To do ▸ Return each line in the rows below that contains the word "Uruguay".
* * * * *
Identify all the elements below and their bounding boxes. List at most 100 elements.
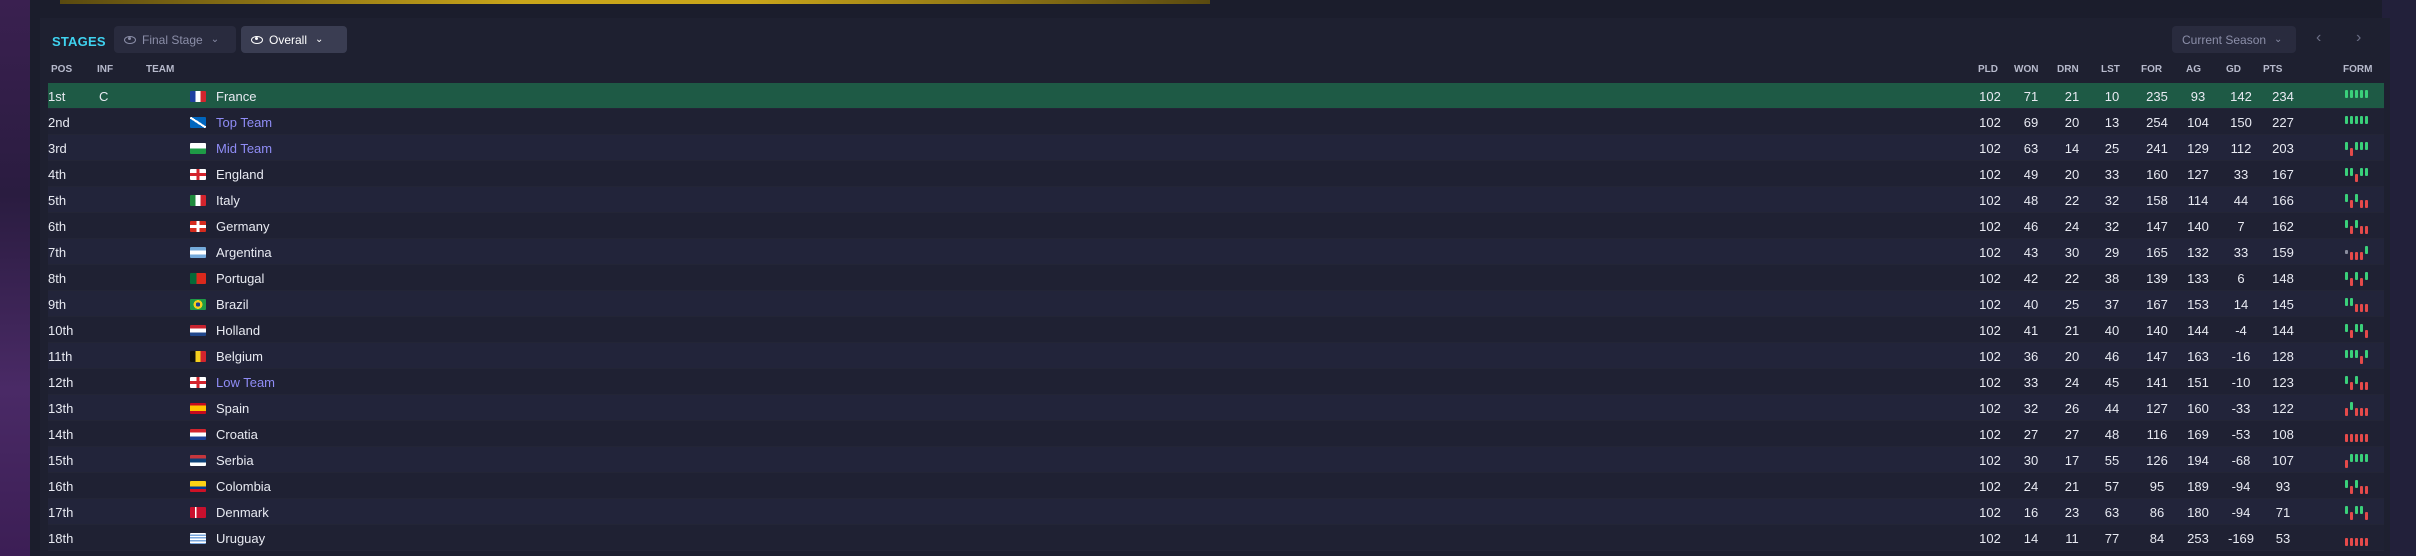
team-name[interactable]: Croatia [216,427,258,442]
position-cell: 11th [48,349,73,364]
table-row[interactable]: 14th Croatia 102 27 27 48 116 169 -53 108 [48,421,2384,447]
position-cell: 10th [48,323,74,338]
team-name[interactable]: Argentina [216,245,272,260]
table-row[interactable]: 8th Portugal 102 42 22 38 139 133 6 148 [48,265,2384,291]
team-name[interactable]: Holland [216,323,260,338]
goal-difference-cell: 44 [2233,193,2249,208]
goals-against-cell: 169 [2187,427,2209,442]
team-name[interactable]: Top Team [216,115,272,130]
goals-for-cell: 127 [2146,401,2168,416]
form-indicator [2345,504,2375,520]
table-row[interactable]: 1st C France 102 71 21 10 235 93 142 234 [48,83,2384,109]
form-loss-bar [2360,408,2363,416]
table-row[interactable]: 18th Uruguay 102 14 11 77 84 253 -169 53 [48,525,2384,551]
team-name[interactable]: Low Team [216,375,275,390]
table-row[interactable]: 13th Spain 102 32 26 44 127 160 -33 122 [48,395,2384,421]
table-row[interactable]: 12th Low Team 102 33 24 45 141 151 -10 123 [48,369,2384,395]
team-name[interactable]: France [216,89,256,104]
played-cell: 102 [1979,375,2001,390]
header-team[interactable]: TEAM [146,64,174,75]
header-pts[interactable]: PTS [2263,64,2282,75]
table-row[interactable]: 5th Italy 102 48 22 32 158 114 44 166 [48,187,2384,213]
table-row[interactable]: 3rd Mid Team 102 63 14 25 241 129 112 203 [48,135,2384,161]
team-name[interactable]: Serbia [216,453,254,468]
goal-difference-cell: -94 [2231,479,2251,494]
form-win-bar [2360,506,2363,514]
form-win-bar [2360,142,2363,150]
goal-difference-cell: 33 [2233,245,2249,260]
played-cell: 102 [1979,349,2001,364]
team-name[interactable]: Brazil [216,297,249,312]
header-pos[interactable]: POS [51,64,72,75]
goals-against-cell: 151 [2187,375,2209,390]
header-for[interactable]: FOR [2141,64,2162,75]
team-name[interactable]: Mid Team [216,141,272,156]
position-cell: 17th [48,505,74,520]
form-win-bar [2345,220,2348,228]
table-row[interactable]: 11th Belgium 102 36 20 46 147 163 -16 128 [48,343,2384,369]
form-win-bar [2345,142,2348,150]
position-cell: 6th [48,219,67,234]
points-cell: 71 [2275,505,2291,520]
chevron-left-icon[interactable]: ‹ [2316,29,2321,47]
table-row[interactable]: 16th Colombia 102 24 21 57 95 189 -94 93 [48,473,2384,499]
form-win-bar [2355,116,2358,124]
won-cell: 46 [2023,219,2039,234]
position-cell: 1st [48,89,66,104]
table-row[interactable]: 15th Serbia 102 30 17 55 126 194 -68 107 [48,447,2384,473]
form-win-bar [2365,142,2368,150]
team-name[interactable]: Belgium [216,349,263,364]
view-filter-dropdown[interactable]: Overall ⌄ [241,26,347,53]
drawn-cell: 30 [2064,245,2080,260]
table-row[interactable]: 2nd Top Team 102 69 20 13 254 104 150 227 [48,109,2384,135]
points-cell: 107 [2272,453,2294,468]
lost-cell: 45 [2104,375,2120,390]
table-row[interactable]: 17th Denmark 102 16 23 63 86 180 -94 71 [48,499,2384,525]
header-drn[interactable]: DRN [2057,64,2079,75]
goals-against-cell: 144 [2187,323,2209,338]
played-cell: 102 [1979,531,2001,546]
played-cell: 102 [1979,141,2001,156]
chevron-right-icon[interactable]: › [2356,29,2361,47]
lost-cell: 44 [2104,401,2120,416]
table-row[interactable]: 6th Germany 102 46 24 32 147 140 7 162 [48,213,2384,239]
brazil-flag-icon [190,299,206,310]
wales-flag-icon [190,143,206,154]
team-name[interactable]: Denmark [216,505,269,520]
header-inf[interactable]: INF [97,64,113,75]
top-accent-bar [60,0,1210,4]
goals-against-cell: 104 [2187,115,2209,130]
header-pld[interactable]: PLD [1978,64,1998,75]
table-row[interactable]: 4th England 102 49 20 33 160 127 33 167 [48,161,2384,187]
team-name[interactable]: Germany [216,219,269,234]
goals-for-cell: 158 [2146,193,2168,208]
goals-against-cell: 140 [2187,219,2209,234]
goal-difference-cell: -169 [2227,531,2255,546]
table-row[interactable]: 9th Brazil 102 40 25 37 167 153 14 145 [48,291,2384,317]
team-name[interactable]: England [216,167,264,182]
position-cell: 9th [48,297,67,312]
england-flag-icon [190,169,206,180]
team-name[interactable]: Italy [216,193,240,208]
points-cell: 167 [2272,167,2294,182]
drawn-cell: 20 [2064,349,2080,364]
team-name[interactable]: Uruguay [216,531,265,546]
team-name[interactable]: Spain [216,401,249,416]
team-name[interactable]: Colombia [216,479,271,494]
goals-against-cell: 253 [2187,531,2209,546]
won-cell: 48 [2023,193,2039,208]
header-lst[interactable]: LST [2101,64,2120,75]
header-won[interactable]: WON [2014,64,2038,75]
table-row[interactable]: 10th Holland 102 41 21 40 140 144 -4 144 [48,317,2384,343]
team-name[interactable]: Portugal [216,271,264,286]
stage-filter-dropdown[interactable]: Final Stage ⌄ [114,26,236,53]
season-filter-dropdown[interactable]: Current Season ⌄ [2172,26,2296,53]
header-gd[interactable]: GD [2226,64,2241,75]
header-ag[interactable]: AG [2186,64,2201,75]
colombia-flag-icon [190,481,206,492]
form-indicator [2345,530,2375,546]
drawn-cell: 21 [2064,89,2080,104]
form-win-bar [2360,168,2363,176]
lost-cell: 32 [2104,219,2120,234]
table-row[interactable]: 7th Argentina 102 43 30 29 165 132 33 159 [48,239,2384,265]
* * * * *
The completed task ▸
table-row[interactable]: 18th Uruguay 102 14 11 77 84 253 -169 53 [48,525,2384,551]
team-name[interactable]: Uruguay [216,531,265,546]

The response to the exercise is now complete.